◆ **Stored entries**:
....
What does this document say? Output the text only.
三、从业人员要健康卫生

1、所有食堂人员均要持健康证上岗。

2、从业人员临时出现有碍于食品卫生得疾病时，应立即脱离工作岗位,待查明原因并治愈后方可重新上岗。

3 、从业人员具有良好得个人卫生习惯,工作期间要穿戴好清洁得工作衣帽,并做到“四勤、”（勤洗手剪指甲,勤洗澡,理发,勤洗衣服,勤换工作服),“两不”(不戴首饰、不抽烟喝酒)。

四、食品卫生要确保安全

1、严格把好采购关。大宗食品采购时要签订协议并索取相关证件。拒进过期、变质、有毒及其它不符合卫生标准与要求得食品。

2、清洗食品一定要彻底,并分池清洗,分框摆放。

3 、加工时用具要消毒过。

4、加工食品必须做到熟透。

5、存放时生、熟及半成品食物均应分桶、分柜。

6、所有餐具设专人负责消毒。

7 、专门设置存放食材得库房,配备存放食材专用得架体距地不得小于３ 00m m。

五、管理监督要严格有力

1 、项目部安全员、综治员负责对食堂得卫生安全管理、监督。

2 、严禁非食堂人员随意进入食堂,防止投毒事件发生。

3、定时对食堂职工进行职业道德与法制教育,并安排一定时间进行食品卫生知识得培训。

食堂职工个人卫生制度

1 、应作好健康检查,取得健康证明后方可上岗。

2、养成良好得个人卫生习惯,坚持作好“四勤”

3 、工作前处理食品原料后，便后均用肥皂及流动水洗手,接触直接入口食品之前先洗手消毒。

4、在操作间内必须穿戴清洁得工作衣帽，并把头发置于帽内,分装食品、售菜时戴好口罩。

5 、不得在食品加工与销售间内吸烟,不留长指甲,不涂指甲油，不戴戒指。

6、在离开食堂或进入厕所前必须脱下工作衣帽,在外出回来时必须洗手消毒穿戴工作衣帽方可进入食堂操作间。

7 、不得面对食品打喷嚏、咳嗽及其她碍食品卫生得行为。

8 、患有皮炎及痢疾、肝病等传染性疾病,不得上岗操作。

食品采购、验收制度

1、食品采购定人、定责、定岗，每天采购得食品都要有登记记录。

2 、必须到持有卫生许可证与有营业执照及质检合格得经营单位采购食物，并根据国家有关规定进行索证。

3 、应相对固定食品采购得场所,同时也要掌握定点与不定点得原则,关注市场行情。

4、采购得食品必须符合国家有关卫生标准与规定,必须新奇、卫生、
....
◆ **Stated task**: Give all the records again. Match them exactly.

◆ **Written solution**:
What does this document say? Output the text only.
三、从业人员要健康卫生

1、所有食堂人员均要持健康证上岗。

2、从业人员临时出现有碍于食品卫生得疾病时，应立即脱离工作岗位,待查明原因并治愈后方可重新上岗。

3 、从业人员具有良好得个人卫生习惯,工作期间要穿戴好清洁得工作衣帽,并做到“四勤、”（勤洗手剪指甲,勤洗澡,理发,勤洗衣服,勤换工作服),“两不”(不戴首饰、不抽烟喝酒)。

四、食品卫生要确保安全

1、严格把好采购关。大宗食品采购时要签订协议并索取相关证件。拒进过期、变质、有毒及其它不符合卫生标准与要求得食品。

2、清洗食品一定要彻底,并分池清洗,分框摆放。

3 、加工时用具要消毒过。

4、加工食品必须做到熟透。

5、存放时生、熟及半成品食物均应分桶、分柜。

6、所有餐具设专人负责消毒。

7 、专门设置存放食材得库房,配备存放食材专用得架体距地不得小于３ 00m m。

五、管理监督要严格有力

1 、项目部安全员、综治员负责对食堂得卫生安全管理、监督。

2 、严禁非食堂人员随意进入食堂,防止投毒事件发生。

3、定时对食堂职工进行职业道德与法制教育,并安排一定时间进行食品卫生知识得培训。

食堂职工个人卫生制度

1 、应作好健康检查,取得健康证明后方可上岗。

2、养成良好得个人卫生习惯,坚持作好“四勤”

3 、工作前处理食品原料后，便后均用肥皂及流动水洗手,接触直接入口食品之前先洗手消毒。

4、在操作间内必须穿戴清洁得工作衣帽，并把头发置于帽内,分装食品、售菜时戴好口罩。

5 、不得在食品加工与销售间内吸烟,不留长指甲,不涂指甲油，不戴戒指。

6、在离开食堂或进入厕所前必须脱下工作衣帽,在外出回来时必须洗手消毒穿戴工作衣帽方可进入食堂操作间。

7 、不得面对食品打喷嚏、咳嗽及其她碍食品卫生得行为。

8 、患有皮炎及痢疾、肝病等传染性疾病,不得上岗操作。

食品采购、验收制度

1、食品采购定人、定责、定岗，每天采购得食品都要有登记记录。

2 、必须到持有卫生许可证与有营业执照及质检合格得经营单位采购食物，并根据国家有关规定进行索证。

3 、应相对固定食品采购得场所,同时也要掌握定点与不定点得原则,关注市场行情。

4、采购得食品必须符合国家有关卫生标准与规定,必须新奇、卫生、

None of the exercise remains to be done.